> _Goal_: Could you write out every record below exactly, leaving out any pictures?

> _Exercise input_:
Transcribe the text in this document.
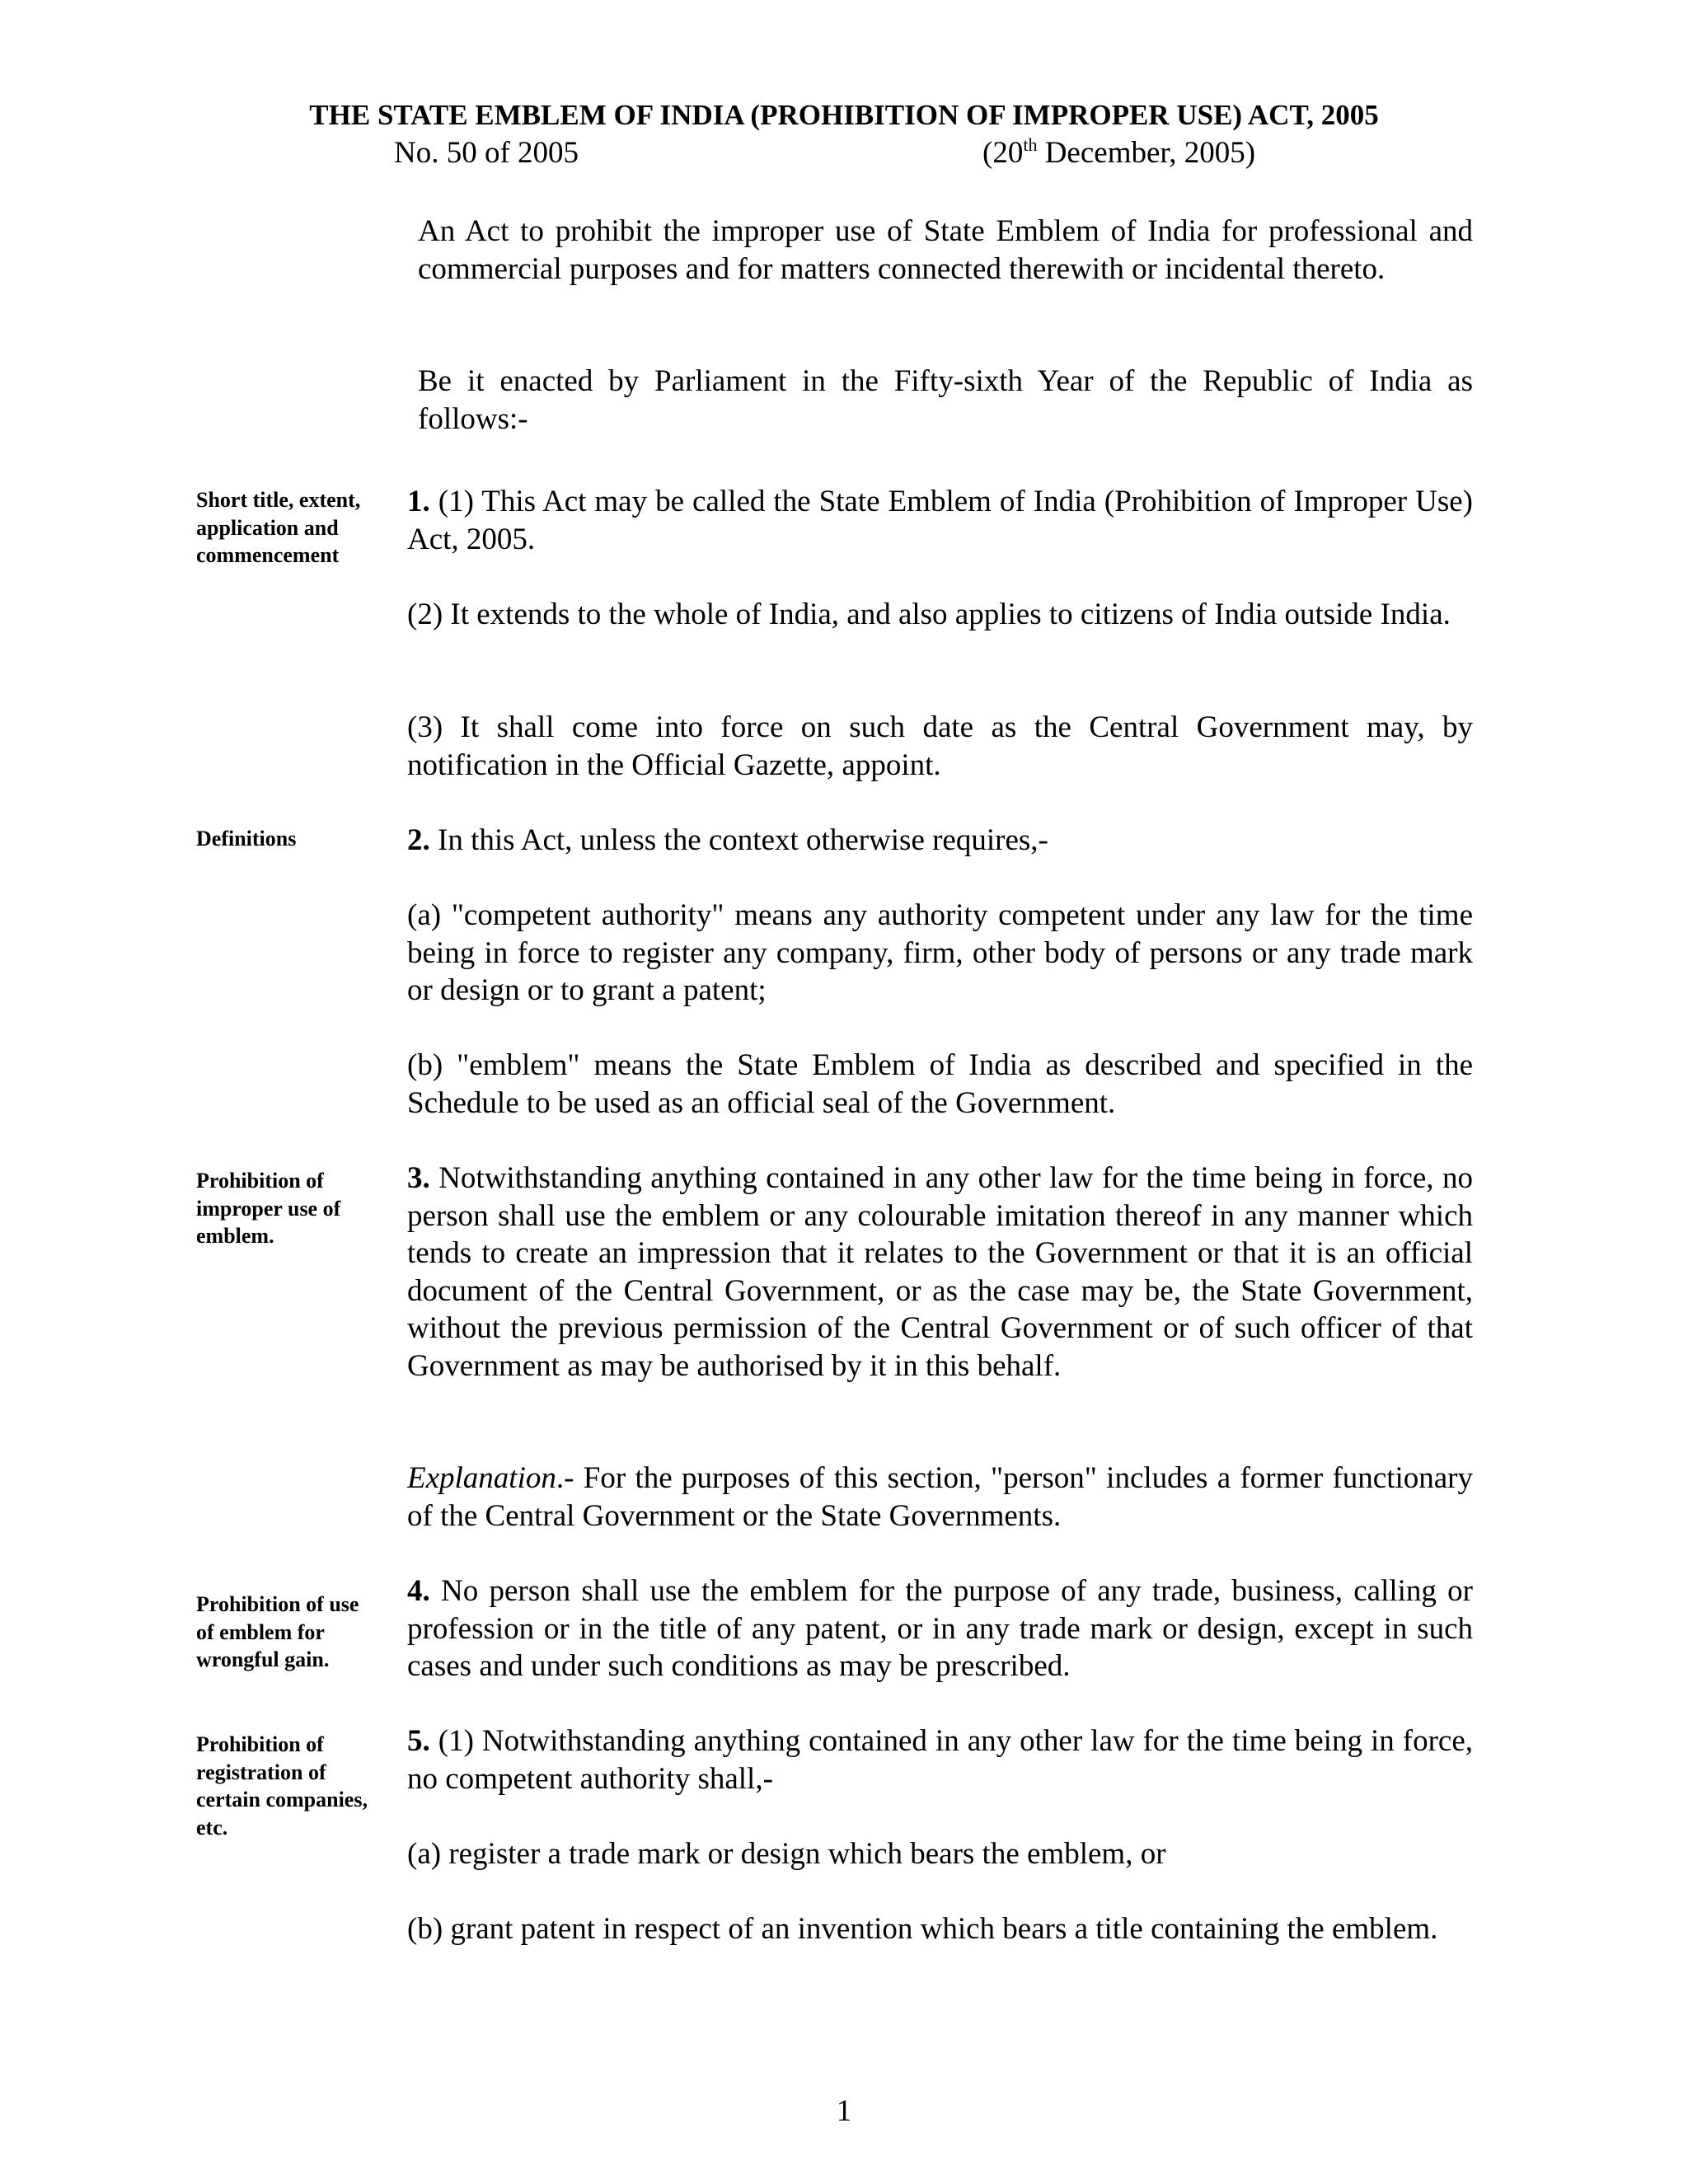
THE STATE EMBLEM OF INDIA (PROHIBITION OF IMPROPER USE) ACT, 2005
No. 50 of 2005	(20th December, 2005)

An Act to prohibit the improper use of State Emblem of India for professional and commercial purposes and for matters connected therewith or incidental thereto.

Be it enacted by Parliament in the Fifty-sixth Year of the Republic of India as follows:-

Short title, extent, application and commencement

1. (1) This Act may be called the State Emblem of India (Prohibition of Improper Use) Act, 2005.

(2) It extends to the whole of India, and also applies to citizens of India outside India.

(3) It shall come into force on such date as the Central Government may, by notification in the Official Gazette, appoint.

Definitions	2. In this Act, unless the context otherwise requires,-

(a) "competent authority" means any authority competent under any law for the time being in force to register any company, firm, other body of persons or any trade mark or design or to grant a patent;

(b) "emblem" means the State Emblem of India as described and specified in the Schedule to be used as an official seal of the Government.

Prohibition of improper use of emblem.

3. Notwithstanding anything contained in any other law for the time being in force, no person shall use the emblem or any colourable imitation thereof in any manner which tends to create an impression that it relates to the Government or that it is an official document of the Central Government, or as the case may be, the State Government, without the previous permission of the Central Government or of such officer of that Government as may be authorised by it in this behalf.

Explanation.- For the purposes of this section, "person" includes a former functionary of the Central Government or the State Governments.

Prohibition of use of emblem for wrongful gain.

4. No person shall use the emblem for the purpose of any trade, business, calling or profession or in the title of any patent, or in any trade mark or design, except in such cases and under such conditions as may be prescribed.

Prohibition of registration of certain companies, etc.

5. (1) Notwithstanding anything contained in any other law for the time being in force, no competent authority shall,-

(a) register a trade mark or design which bears the emblem, or

(b) grant patent in respect of an invention which bears a title containing the emblem.

1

> _Result of the task_:
Transcribe the text in this document.
THE STATE EMBLEM OF INDIA (PROHIBITION OF IMPROPER USE) ACT, 2005
No. 50 of 2005	(20th December, 2005)

An Act to prohibit the improper use of State Emblem of India for professional and commercial purposes and for matters connected therewith or incidental thereto.

Be it enacted by Parliament in the Fifty-sixth Year of the Republic of India as follows:-

Short title, extent, application and commencement

1. (1) This Act may be called the State Emblem of India (Prohibition of Improper Use) Act, 2005.

(2) It extends to the whole of India, and also applies to citizens of India outside India.

(3) It shall come into force on such date as the Central Government may, by notification in the Official Gazette, appoint.

Definitions	2. In this Act, unless the context otherwise requires,-

(a) "competent authority" means any authority competent under any law for the time being in force to register any company, firm, other body of persons or any trade mark or design or to grant a patent;

(b) "emblem" means the State Emblem of India as described and specified in the Schedule to be used as an official seal of the Government.

Prohibition of improper use of emblem.

3. Notwithstanding anything contained in any other law for the time being in force, no person shall use the emblem or any colourable imitation thereof in any manner which tends to create an impression that it relates to the Government or that it is an official document of the Central Government, or as the case may be, the State Government, without the previous permission of the Central Government or of such officer of that Government as may be authorised by it in this behalf.

Explanation.- For the purposes of this section, "person" includes a former functionary of the Central Government or the State Governments.

Prohibition of use of emblem for wrongful gain.

4. No person shall use the emblem for the purpose of any trade, business, calling or profession or in the title of any patent, or in any trade mark or design, except in such cases and under such conditions as may be prescribed.

Prohibition of registration of certain companies, etc.

5. (1) Notwithstanding anything contained in any other law for the time being in force, no competent authority shall,-

(a) register a trade mark or design which bears the emblem, or

(b) grant patent in respect of an invention which bears a title containing the emblem.

1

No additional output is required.